[Figure record listings]
_____

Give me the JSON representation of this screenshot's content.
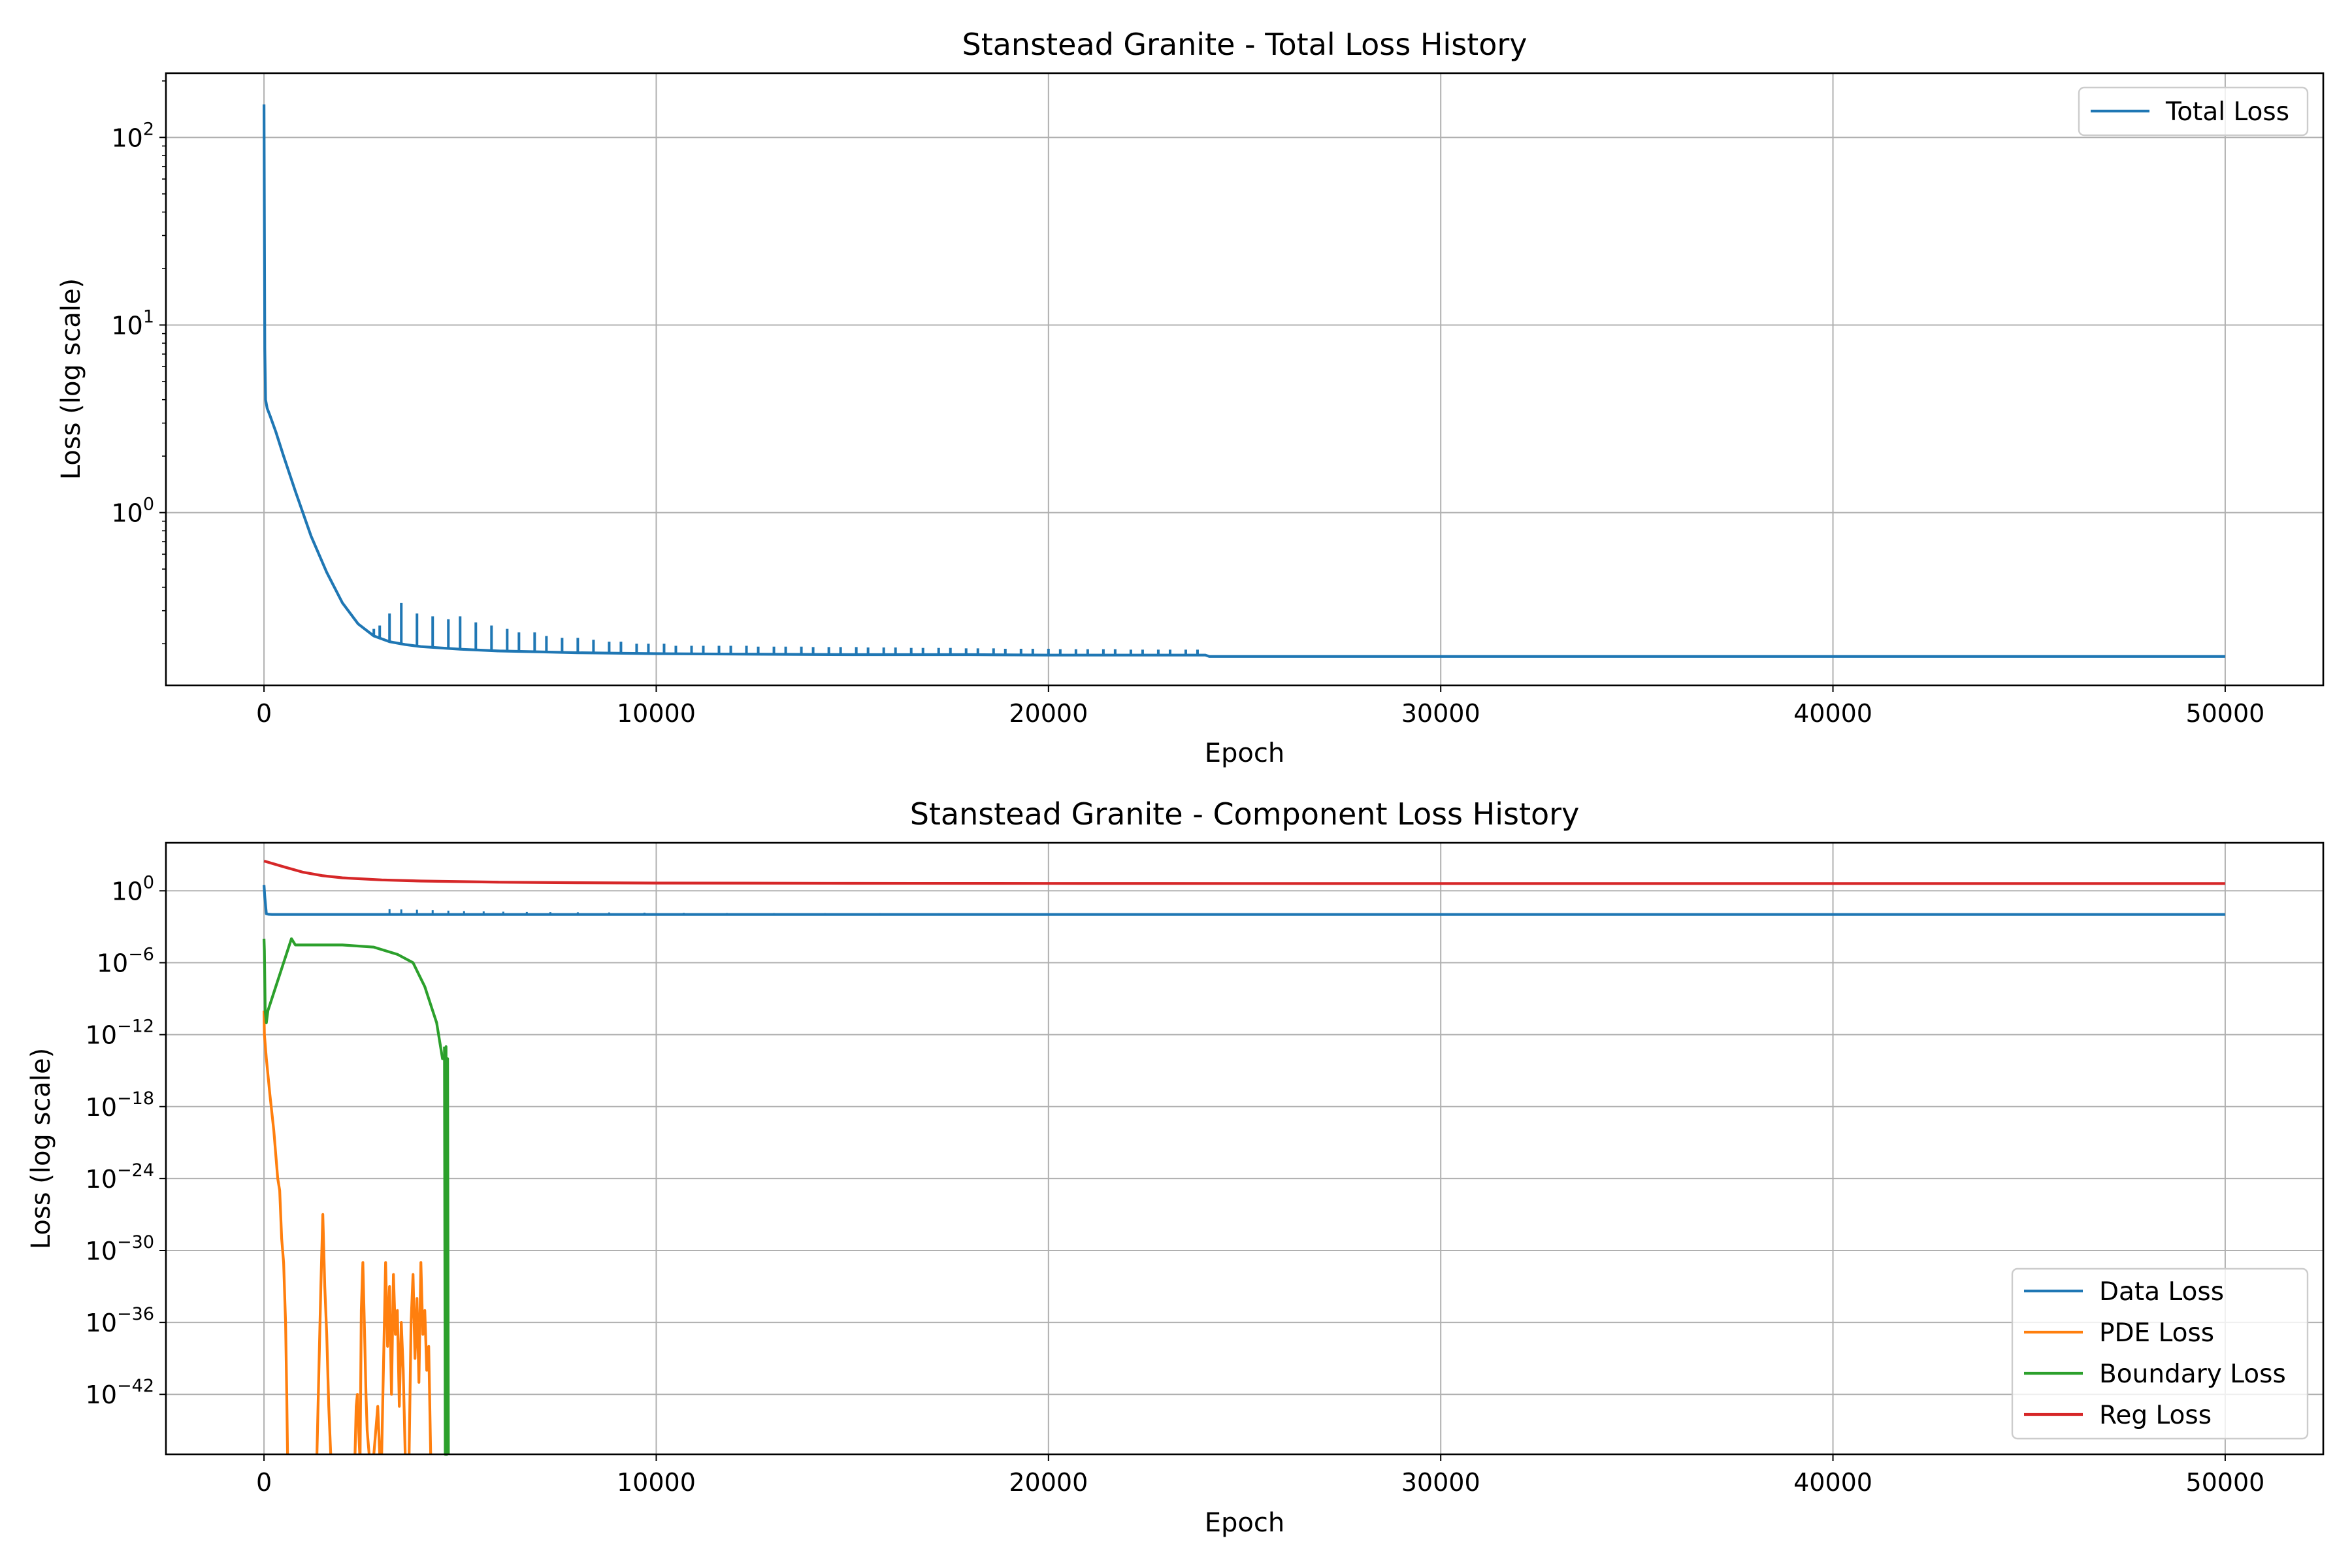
{
  "chart_data": [
    {
      "type": "line",
      "title": "Stanstead Granite - Total Loss History",
      "xlabel": "Epoch",
      "ylabel": "Loss (log scale)",
      "xlim": [
        -2500,
        52500
      ],
      "ylim": [
        0.12,
        220
      ],
      "yscale": "log",
      "grid": true,
      "legend": "upper right",
      "x_ticks": [
        {
          "value": 0,
          "label": "0"
        },
        {
          "value": 10000,
          "label": "10000"
        },
        {
          "value": 20000,
          "label": "20000"
        },
        {
          "value": 30000,
          "label": "30000"
        },
        {
          "value": 40000,
          "label": "40000"
        },
        {
          "value": 50000,
          "label": "50000"
        }
      ],
      "y_ticks": [
        {
          "value": 1,
          "base": "10",
          "exp": "0"
        },
        {
          "value": 10,
          "base": "10",
          "exp": "1"
        },
        {
          "value": 100,
          "base": "10",
          "exp": "2"
        }
      ],
      "series": [
        {
          "name": "Total Loss",
          "color": "#1f77b4",
          "x": [
            0,
            20,
            40,
            80,
            150,
            300,
            500,
            800,
            1200,
            1600,
            2000,
            2400,
            2800,
            3200,
            3600,
            4000,
            4500,
            5000,
            6000,
            7000,
            8000,
            9000,
            10000,
            12000,
            15000,
            18000,
            20000,
            24000,
            24100,
            30000,
            40000,
            50000
          ],
          "y": [
            150,
            7.5,
            4.0,
            3.6,
            3.3,
            2.7,
            2.0,
            1.3,
            0.75,
            0.48,
            0.33,
            0.255,
            0.22,
            0.205,
            0.198,
            0.193,
            0.19,
            0.187,
            0.183,
            0.181,
            0.179,
            0.178,
            0.177,
            0.176,
            0.175,
            0.175,
            0.174,
            0.174,
            0.171,
            0.171,
            0.171,
            0.171
          ]
        }
      ],
      "spikes": {
        "series": "Total Loss",
        "x": [
          2800,
          2950,
          3200,
          3500,
          3900,
          4300,
          4700,
          5000,
          5400,
          5800,
          6200,
          6500,
          6900,
          7200,
          7600,
          8000,
          8400,
          8800,
          9100,
          9500,
          9800,
          10200,
          10500,
          10900,
          11200,
          11600,
          11900,
          12300,
          12600,
          13000,
          13300,
          13700,
          14000,
          14400,
          14700,
          15100,
          15400,
          15800,
          16100,
          16500,
          16800,
          17200,
          17500,
          17900,
          18200,
          18600,
          18900,
          19300,
          19600,
          20000,
          20300,
          20700,
          21000,
          21400,
          21700,
          22100,
          22400,
          22800,
          23100,
          23500,
          23800
        ],
        "y": [
          0.24,
          0.25,
          0.29,
          0.33,
          0.29,
          0.28,
          0.27,
          0.28,
          0.26,
          0.25,
          0.24,
          0.23,
          0.23,
          0.22,
          0.215,
          0.215,
          0.21,
          0.205,
          0.205,
          0.2,
          0.2,
          0.2,
          0.195,
          0.195,
          0.195,
          0.195,
          0.195,
          0.195,
          0.193,
          0.193,
          0.193,
          0.193,
          0.192,
          0.192,
          0.192,
          0.192,
          0.191,
          0.191,
          0.191,
          0.19,
          0.19,
          0.19,
          0.19,
          0.189,
          0.189,
          0.189,
          0.188,
          0.188,
          0.188,
          0.188,
          0.187,
          0.187,
          0.187,
          0.187,
          0.187,
          0.186,
          0.186,
          0.186,
          0.186,
          0.186,
          0.186
        ]
      }
    },
    {
      "type": "line",
      "title": "Stanstead Granite - Component Loss History",
      "xlabel": "Epoch",
      "ylabel": "Loss (log scale)",
      "xlim": [
        -2500,
        52500
      ],
      "ylim": [
        1e-47,
        10000.0
      ],
      "yscale": "log",
      "grid": true,
      "legend": "lower right",
      "x_ticks": [
        {
          "value": 0,
          "label": "0"
        },
        {
          "value": 10000,
          "label": "10000"
        },
        {
          "value": 20000,
          "label": "20000"
        },
        {
          "value": 30000,
          "label": "30000"
        },
        {
          "value": 40000,
          "label": "40000"
        },
        {
          "value": 50000,
          "label": "50000"
        }
      ],
      "y_ticks": [
        {
          "value": 1.0,
          "base": "10",
          "exp": "0"
        },
        {
          "value": 1e-06,
          "base": "10",
          "exp": "−6"
        },
        {
          "value": 1e-12,
          "base": "10",
          "exp": "−12"
        },
        {
          "value": 1e-18,
          "base": "10",
          "exp": "−18"
        },
        {
          "value": 1e-24,
          "base": "10",
          "exp": "−24"
        },
        {
          "value": 1e-30,
          "base": "10",
          "exp": "−30"
        },
        {
          "value": 1e-36,
          "base": "10",
          "exp": "−36"
        },
        {
          "value": 1e-42,
          "base": "10",
          "exp": "−42"
        }
      ],
      "series": [
        {
          "name": "Data Loss",
          "color": "#1f77b4",
          "x": [
            0,
            20,
            60,
            120,
            200,
            500,
            1000,
            3000,
            10000,
            24000,
            30000,
            40000,
            50000
          ],
          "y": [
            3.0,
            0.3,
            0.012,
            0.011,
            0.0105,
            0.0105,
            0.0105,
            0.0105,
            0.0105,
            0.0105,
            0.0105,
            0.0105,
            0.0105
          ]
        },
        {
          "name": "PDE Loss",
          "color": "#ff7f0e",
          "x": [
            0,
            10,
            60,
            150,
            250,
            350,
            400,
            450,
            500,
            520,
            550,
            580,
            600
          ],
          "y": [
            1e-10,
            1e-12,
            1e-14,
            1e-17,
            1e-20,
            1e-24,
            1e-25,
            1e-29,
            1e-31,
            1e-33,
            1e-36,
            1e-42,
            1e-49
          ]
        },
        {
          "name": "Boundary Loss",
          "color": "#2ca02c",
          "x": [
            0,
            10,
            30,
            60,
            100,
            200,
            300,
            400,
            500,
            600,
            700,
            800,
            1200,
            2000,
            2800,
            3400,
            3800,
            4100,
            4300,
            4400,
            4500,
            4550,
            4600,
            4650
          ],
          "y": [
            0.0001,
            1e-05,
            1e-10,
            1e-11,
            1e-10,
            1e-09,
            1e-08,
            1e-07,
            1e-06,
            1e-05,
            0.0001,
            3e-05,
            3e-05,
            3e-05,
            2e-05,
            5e-06,
            1e-06,
            1e-08,
            1e-10,
            1e-11,
            1e-13,
            1e-14,
            1e-14,
            1e-14
          ]
        },
        {
          "name": "Reg Loss",
          "color": "#d62728",
          "x": [
            0,
            500,
            1000,
            1500,
            2000,
            3000,
            4000,
            6000,
            8000,
            10000,
            15000,
            20000,
            30000,
            40000,
            50000
          ],
          "y": [
            300,
            100,
            35,
            18,
            12,
            8,
            6.5,
            5.2,
            4.7,
            4.4,
            4.2,
            4.1,
            4.0,
            4.0,
            4.0
          ]
        }
      ],
      "pde_bursts": [
        {
          "x": [
            1350,
            1400,
            1450,
            1500,
            1550,
            1600,
            1650,
            1700
          ],
          "y": [
            1e-49,
            1e-40,
            1e-33,
            1e-27,
            1e-33,
            1e-37,
            1e-43,
            1e-49
          ]
        },
        {
          "x": [
            2320,
            2350,
            2380,
            2400,
            2440
          ],
          "y": [
            1e-49,
            1e-43,
            1e-42,
            1e-44,
            1e-49
          ]
        },
        {
          "x": [
            2450,
            2480,
            2520,
            2550,
            2600,
            2630,
            2680
          ],
          "y": [
            1e-49,
            1e-35,
            1e-31,
            1e-35,
            1e-42,
            1e-45,
            1e-49
          ]
        },
        {
          "x": [
            2800,
            2850,
            2900,
            2950
          ],
          "y": [
            1e-49,
            1e-45,
            1e-43,
            1e-49
          ]
        },
        {
          "x": [
            3000,
            3050,
            3100,
            3150,
            3200,
            3250,
            3300,
            3350,
            3400,
            3450,
            3500,
            3550,
            3600
          ],
          "y": [
            1e-49,
            1e-39,
            1e-31,
            1e-38,
            1e-33,
            1e-42,
            1e-32,
            1e-37,
            1e-35,
            1e-43,
            1e-36,
            1e-40,
            1e-49
          ]
        },
        {
          "x": [
            3700,
            3750,
            3800,
            3850,
            3900,
            3950,
            4000,
            4050,
            4100,
            4150,
            4200,
            4250
          ],
          "y": [
            1e-49,
            1e-36,
            1e-32,
            1e-39,
            1e-34,
            1e-41,
            1e-31,
            1e-37,
            1e-35,
            1e-40,
            1e-38,
            1e-49
          ]
        }
      ],
      "boundary_spikes": {
        "x": [
          4600,
          4620,
          4640,
          4660,
          4680,
          4700
        ],
        "y": [
          1e-13,
          1e-49,
          1e-13,
          1e-49,
          1e-14,
          1e-49
        ]
      },
      "data_spikes": {
        "x": [
          3200,
          3500,
          3900,
          4300,
          4700,
          5100,
          5600,
          6100,
          6700,
          7300,
          8000,
          8800,
          9700,
          10700,
          11800,
          13000,
          14300,
          15700,
          17200,
          18800,
          20500,
          22200,
          23900
        ],
        "y": [
          0.03,
          0.028,
          0.026,
          0.024,
          0.022,
          0.02,
          0.019,
          0.018,
          0.017,
          0.0165,
          0.016,
          0.0155,
          0.015,
          0.0145,
          0.014,
          0.0138,
          0.0136,
          0.0134,
          0.0132,
          0.013,
          0.0128,
          0.0126,
          0.0125
        ]
      }
    }
  ]
}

_____

▶ Objective: From the listing, copy every line where the string "right" appears.

▶ Exercise output:
      "legend": "upper right",
      "legend": "lower right",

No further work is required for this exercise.